- _YOUR OBJECTIVE_:
Retype each entry below, keeping every character the same.

- _RAW RECORDS_:
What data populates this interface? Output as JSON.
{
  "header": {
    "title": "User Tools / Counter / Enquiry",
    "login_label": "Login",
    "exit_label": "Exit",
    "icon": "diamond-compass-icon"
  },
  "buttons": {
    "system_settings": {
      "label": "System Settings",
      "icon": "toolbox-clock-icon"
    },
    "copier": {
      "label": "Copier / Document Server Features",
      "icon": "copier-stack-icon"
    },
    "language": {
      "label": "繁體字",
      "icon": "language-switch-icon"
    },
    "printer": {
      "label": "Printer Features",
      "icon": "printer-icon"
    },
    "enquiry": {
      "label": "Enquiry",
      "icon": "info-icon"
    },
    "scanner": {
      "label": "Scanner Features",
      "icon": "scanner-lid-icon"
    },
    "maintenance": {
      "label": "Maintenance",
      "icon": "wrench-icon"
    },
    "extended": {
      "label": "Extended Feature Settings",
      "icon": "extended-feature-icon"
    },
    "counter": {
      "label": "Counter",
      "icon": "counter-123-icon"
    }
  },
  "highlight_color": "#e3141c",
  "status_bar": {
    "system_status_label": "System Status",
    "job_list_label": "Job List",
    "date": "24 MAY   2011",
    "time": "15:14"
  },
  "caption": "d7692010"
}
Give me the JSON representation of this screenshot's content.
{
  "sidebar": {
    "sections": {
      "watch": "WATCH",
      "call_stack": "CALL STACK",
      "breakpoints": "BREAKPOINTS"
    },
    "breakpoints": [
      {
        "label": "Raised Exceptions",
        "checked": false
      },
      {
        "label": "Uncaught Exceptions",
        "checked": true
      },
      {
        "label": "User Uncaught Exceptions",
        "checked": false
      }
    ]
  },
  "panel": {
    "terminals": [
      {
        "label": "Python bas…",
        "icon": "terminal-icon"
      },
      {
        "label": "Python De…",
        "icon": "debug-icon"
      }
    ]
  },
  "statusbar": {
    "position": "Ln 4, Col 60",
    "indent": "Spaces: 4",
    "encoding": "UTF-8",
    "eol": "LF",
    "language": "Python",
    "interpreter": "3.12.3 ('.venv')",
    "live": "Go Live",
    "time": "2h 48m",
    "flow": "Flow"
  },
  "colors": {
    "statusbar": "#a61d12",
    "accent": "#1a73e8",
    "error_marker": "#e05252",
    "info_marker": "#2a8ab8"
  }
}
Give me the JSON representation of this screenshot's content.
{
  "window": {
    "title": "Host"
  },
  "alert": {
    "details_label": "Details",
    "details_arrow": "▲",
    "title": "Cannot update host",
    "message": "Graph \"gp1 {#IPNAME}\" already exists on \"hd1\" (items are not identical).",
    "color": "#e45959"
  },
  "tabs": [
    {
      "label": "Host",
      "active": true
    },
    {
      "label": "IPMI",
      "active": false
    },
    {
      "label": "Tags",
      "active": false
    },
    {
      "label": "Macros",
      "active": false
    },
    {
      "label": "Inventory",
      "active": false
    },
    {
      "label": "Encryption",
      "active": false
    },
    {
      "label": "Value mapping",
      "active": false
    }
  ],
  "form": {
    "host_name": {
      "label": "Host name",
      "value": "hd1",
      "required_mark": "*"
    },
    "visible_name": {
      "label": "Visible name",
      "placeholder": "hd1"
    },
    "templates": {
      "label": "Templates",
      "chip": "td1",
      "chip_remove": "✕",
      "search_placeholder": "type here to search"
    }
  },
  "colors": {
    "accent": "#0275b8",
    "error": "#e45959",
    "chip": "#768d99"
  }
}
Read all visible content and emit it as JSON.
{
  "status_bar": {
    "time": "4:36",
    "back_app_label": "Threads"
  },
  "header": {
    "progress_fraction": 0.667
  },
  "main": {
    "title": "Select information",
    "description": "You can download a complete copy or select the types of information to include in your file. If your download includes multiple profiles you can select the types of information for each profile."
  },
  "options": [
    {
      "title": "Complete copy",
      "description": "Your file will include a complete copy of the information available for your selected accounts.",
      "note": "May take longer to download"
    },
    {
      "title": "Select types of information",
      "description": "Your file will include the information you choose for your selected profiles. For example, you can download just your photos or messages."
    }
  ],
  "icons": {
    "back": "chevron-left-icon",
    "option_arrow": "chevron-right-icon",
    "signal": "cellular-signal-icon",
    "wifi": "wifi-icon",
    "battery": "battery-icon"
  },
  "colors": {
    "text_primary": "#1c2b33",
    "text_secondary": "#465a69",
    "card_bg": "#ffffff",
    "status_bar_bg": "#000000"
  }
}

- _ANSWER FOR THE TASK_:
What data populates this interface? Output as JSON.
{
  "header": {
    "title": "User Tools / Counter / Enquiry",
    "login_label": "Login",
    "exit_label": "Exit",
    "icon": "diamond-compass-icon"
  },
  "buttons": {
    "system_settings": {
      "label": "System Settings",
      "icon": "toolbox-clock-icon"
    },
    "copier": {
      "label": "Copier / Document Server Features",
      "icon": "copier-stack-icon"
    },
    "language": {
      "label": "繁體字",
      "icon": "language-switch-icon"
    },
    "printer": {
      "label": "Printer Features",
      "icon": "printer-icon"
    },
    "enquiry": {
      "label": "Enquiry",
      "icon": "info-icon"
    },
    "scanner": {
      "label": "Scanner Features",
      "icon": "scanner-lid-icon"
    },
    "maintenance": {
      "label": "Maintenance",
      "icon": "wrench-icon"
    },
    "extended": {
      "label": "Extended Feature Settings",
      "icon": "extended-feature-icon"
    },
    "counter": {
      "label": "Counter",
      "icon": "counter-123-icon"
    }
  },
  "highlight_color": "#e3141c",
  "status_bar": {
    "system_status_label": "System Status",
    "job_list_label": "Job List",
    "date": "24 MAY   2011",
    "time": "15:14"
  },
  "caption": "d7692010"
}
Give me the JSON representation of this screenshot's content.
{
  "sidebar": {
    "sections": {
      "watch": "WATCH",
      "call_stack": "CALL STACK",
      "breakpoints": "BREAKPOINTS"
    },
    "breakpoints": [
      {
        "label": "Raised Exceptions",
        "checked": false
      },
      {
        "label": "Uncaught Exceptions",
        "checked": true
      },
      {
        "label": "User Uncaught Exceptions",
        "checked": false
      }
    ]
  },
  "panel": {
    "terminals": [
      {
        "label": "Python bas…",
        "icon": "terminal-icon"
      },
      {
        "label": "Python De…",
        "icon": "debug-icon"
      }
    ]
  },
  "statusbar": {
    "position": "Ln 4, Col 60",
    "indent": "Spaces: 4",
    "encoding": "UTF-8",
    "eol": "LF",
    "language": "Python",
    "interpreter": "3.12.3 ('.venv')",
    "live": "Go Live",
    "time": "2h 48m",
    "flow": "Flow"
  },
  "colors": {
    "statusbar": "#a61d12",
    "accent": "#1a73e8",
    "error_marker": "#e05252",
    "info_marker": "#2a8ab8"
  }
}
Give me the JSON representation of this screenshot's content.
{
  "window": {
    "title": "Host"
  },
  "alert": {
    "details_label": "Details",
    "details_arrow": "▲",
    "title": "Cannot update host",
    "message": "Graph \"gp1 {#IPNAME}\" already exists on \"hd1\" (items are not identical).",
    "color": "#e45959"
  },
  "tabs": [
    {
      "label": "Host",
      "active": true
    },
    {
      "label": "IPMI",
      "active": false
    },
    {
      "label": "Tags",
      "active": false
    },
    {
      "label": "Macros",
      "active": false
    },
    {
      "label": "Inventory",
      "active": false
    },
    {
      "label": "Encryption",
      "active": false
    },
    {
      "label": "Value mapping",
      "active": false
    }
  ],
  "form": {
    "host_name": {
      "label": "Host name",
      "value": "hd1",
      "required_mark": "*"
    },
    "visible_name": {
      "label": "Visible name",
      "placeholder": "hd1"
    },
    "templates": {
      "label": "Templates",
      "chip": "td1",
      "chip_remove": "✕",
      "search_placeholder": "type here to search"
    }
  },
  "colors": {
    "accent": "#0275b8",
    "error": "#e45959",
    "chip": "#768d99"
  }
}
Read all visible content and emit it as JSON.
{
  "status_bar": {
    "time": "4:36",
    "back_app_label": "Threads"
  },
  "header": {
    "progress_fraction": 0.667
  },
  "main": {
    "title": "Select information",
    "description": "You can download a complete copy or select the types of information to include in your file. If your download includes multiple profiles you can select the types of information for each profile."
  },
  "options": [
    {
      "title": "Complete copy",
      "description": "Your file will include a complete copy of the information available for your selected accounts.",
      "note": "May take longer to download"
    },
    {
      "title": "Select types of information",
      "description": "Your file will include the information you choose for your selected profiles. For example, you can download just your photos or messages."
    }
  ],
  "icons": {
    "back": "chevron-left-icon",
    "option_arrow": "chevron-right-icon",
    "signal": "cellular-signal-icon",
    "wifi": "wifi-icon",
    "battery": "battery-icon"
  },
  "colors": {
    "text_primary": "#1c2b33",
    "text_secondary": "#465a69",
    "card_bg": "#ffffff",
    "status_bar_bg": "#000000"
  }
}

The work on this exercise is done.